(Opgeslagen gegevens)
====================

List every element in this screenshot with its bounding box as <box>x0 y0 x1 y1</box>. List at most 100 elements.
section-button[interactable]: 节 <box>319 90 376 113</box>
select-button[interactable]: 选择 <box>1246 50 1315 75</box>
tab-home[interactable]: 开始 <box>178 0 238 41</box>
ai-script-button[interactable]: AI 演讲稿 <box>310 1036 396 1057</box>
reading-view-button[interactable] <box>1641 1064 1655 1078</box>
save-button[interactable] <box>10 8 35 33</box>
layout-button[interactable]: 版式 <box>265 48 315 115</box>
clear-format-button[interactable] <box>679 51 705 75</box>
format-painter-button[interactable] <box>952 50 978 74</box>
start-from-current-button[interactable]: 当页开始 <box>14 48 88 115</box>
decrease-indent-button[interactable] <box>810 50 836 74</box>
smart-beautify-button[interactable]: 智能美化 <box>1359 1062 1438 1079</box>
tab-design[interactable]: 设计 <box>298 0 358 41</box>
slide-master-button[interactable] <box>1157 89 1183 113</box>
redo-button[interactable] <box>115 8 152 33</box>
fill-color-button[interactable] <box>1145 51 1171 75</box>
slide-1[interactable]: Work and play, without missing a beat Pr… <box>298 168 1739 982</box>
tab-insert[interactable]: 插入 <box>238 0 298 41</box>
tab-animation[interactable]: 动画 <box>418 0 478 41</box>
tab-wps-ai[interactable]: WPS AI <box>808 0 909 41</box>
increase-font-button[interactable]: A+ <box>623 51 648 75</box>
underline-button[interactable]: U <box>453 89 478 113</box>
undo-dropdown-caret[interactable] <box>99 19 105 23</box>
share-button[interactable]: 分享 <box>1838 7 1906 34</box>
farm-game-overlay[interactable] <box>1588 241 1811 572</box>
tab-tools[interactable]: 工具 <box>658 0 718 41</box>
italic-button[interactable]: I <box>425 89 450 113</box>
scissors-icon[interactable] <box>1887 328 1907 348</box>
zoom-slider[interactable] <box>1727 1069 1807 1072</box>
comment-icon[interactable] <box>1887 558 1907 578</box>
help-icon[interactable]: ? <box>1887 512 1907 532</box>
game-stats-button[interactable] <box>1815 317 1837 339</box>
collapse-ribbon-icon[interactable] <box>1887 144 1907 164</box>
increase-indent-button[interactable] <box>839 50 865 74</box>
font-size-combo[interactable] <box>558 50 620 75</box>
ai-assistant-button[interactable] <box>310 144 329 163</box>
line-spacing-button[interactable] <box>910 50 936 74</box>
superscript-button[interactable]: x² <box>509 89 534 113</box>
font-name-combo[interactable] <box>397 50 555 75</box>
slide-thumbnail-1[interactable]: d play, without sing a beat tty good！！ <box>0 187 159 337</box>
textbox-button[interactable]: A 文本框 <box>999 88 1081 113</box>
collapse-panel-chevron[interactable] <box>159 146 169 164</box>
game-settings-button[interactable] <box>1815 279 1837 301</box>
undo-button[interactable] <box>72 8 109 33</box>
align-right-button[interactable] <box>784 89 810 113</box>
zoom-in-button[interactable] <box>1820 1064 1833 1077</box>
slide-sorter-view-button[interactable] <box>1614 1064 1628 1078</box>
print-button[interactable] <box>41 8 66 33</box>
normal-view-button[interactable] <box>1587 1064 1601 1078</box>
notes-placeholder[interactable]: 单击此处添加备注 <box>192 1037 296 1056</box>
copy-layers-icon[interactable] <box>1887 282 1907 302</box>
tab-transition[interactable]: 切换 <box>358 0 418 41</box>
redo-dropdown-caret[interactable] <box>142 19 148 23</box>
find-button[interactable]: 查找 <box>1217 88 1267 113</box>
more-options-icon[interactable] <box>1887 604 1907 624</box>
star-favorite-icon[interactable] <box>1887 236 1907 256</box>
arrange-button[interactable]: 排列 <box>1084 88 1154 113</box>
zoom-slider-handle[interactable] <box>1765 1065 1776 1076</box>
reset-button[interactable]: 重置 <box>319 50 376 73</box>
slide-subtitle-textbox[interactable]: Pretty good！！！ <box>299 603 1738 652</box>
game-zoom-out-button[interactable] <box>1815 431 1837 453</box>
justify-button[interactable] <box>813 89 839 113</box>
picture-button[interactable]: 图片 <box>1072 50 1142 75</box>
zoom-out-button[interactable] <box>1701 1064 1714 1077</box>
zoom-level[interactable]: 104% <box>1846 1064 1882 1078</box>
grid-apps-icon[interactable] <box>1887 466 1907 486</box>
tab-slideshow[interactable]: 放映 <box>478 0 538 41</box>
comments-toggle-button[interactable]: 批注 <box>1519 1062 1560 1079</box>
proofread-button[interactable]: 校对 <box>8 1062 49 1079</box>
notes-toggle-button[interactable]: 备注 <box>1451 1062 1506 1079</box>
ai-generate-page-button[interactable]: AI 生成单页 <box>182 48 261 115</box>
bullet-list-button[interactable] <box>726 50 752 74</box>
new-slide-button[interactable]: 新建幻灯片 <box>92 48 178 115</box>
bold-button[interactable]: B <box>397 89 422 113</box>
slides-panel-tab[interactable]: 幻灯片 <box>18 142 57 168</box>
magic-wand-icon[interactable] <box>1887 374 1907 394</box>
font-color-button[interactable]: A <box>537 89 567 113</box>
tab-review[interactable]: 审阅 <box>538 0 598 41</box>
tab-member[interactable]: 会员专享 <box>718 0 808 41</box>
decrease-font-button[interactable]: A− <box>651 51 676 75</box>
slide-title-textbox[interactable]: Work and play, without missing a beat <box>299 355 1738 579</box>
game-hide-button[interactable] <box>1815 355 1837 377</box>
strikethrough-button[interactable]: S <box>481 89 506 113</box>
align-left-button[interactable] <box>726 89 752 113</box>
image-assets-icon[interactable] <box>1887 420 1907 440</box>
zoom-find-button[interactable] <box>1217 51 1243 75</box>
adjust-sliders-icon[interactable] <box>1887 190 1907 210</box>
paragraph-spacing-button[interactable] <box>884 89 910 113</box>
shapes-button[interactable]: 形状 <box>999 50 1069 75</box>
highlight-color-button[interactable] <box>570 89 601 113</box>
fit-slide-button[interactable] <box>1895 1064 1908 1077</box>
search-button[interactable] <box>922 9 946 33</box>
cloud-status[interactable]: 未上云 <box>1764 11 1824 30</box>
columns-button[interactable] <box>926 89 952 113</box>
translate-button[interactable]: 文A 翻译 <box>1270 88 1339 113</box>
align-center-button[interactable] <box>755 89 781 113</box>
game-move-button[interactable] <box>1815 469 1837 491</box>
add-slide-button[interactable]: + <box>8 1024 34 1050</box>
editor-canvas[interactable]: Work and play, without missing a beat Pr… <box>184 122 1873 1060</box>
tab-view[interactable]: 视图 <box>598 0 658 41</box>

====================

OPDRACHT:
Kun je het materiaal overtypen vanaf het begin tot en met de regel waarin "zoom-slider[interactable] <box>1727 1069" staat? Neem elke regel ongewijzigd over.

ANTWOORD HIERONDER:
List every element in this screenshot with its bounding box as <box>x0 y0 x1 y1</box>. List at most 100 elements.
section-button[interactable]: 节 <box>319 90 376 113</box>
select-button[interactable]: 选择 <box>1246 50 1315 75</box>
tab-home[interactable]: 开始 <box>178 0 238 41</box>
ai-script-button[interactable]: AI 演讲稿 <box>310 1036 396 1057</box>
reading-view-button[interactable] <box>1641 1064 1655 1078</box>
save-button[interactable] <box>10 8 35 33</box>
layout-button[interactable]: 版式 <box>265 48 315 115</box>
clear-format-button[interactable] <box>679 51 705 75</box>
format-painter-button[interactable] <box>952 50 978 74</box>
start-from-current-button[interactable]: 当页开始 <box>14 48 88 115</box>
decrease-indent-button[interactable] <box>810 50 836 74</box>
smart-beautify-button[interactable]: 智能美化 <box>1359 1062 1438 1079</box>
tab-design[interactable]: 设计 <box>298 0 358 41</box>
slide-master-button[interactable] <box>1157 89 1183 113</box>
redo-button[interactable] <box>115 8 152 33</box>
fill-color-button[interactable] <box>1145 51 1171 75</box>
slide-1[interactable]: Work and play, without missing a beat Pr… <box>298 168 1739 982</box>
tab-insert[interactable]: 插入 <box>238 0 298 41</box>
tab-animation[interactable]: 动画 <box>418 0 478 41</box>
tab-wps-ai[interactable]: WPS AI <box>808 0 909 41</box>
increase-font-button[interactable]: A+ <box>623 51 648 75</box>
underline-button[interactable]: U <box>453 89 478 113</box>
undo-dropdown-caret[interactable] <box>99 19 105 23</box>
share-button[interactable]: 分享 <box>1838 7 1906 34</box>
farm-game-overlay[interactable] <box>1588 241 1811 572</box>
tab-tools[interactable]: 工具 <box>658 0 718 41</box>
italic-button[interactable]: I <box>425 89 450 113</box>
scissors-icon[interactable] <box>1887 328 1907 348</box>
zoom-slider[interactable] <box>1727 1069 1807 1072</box>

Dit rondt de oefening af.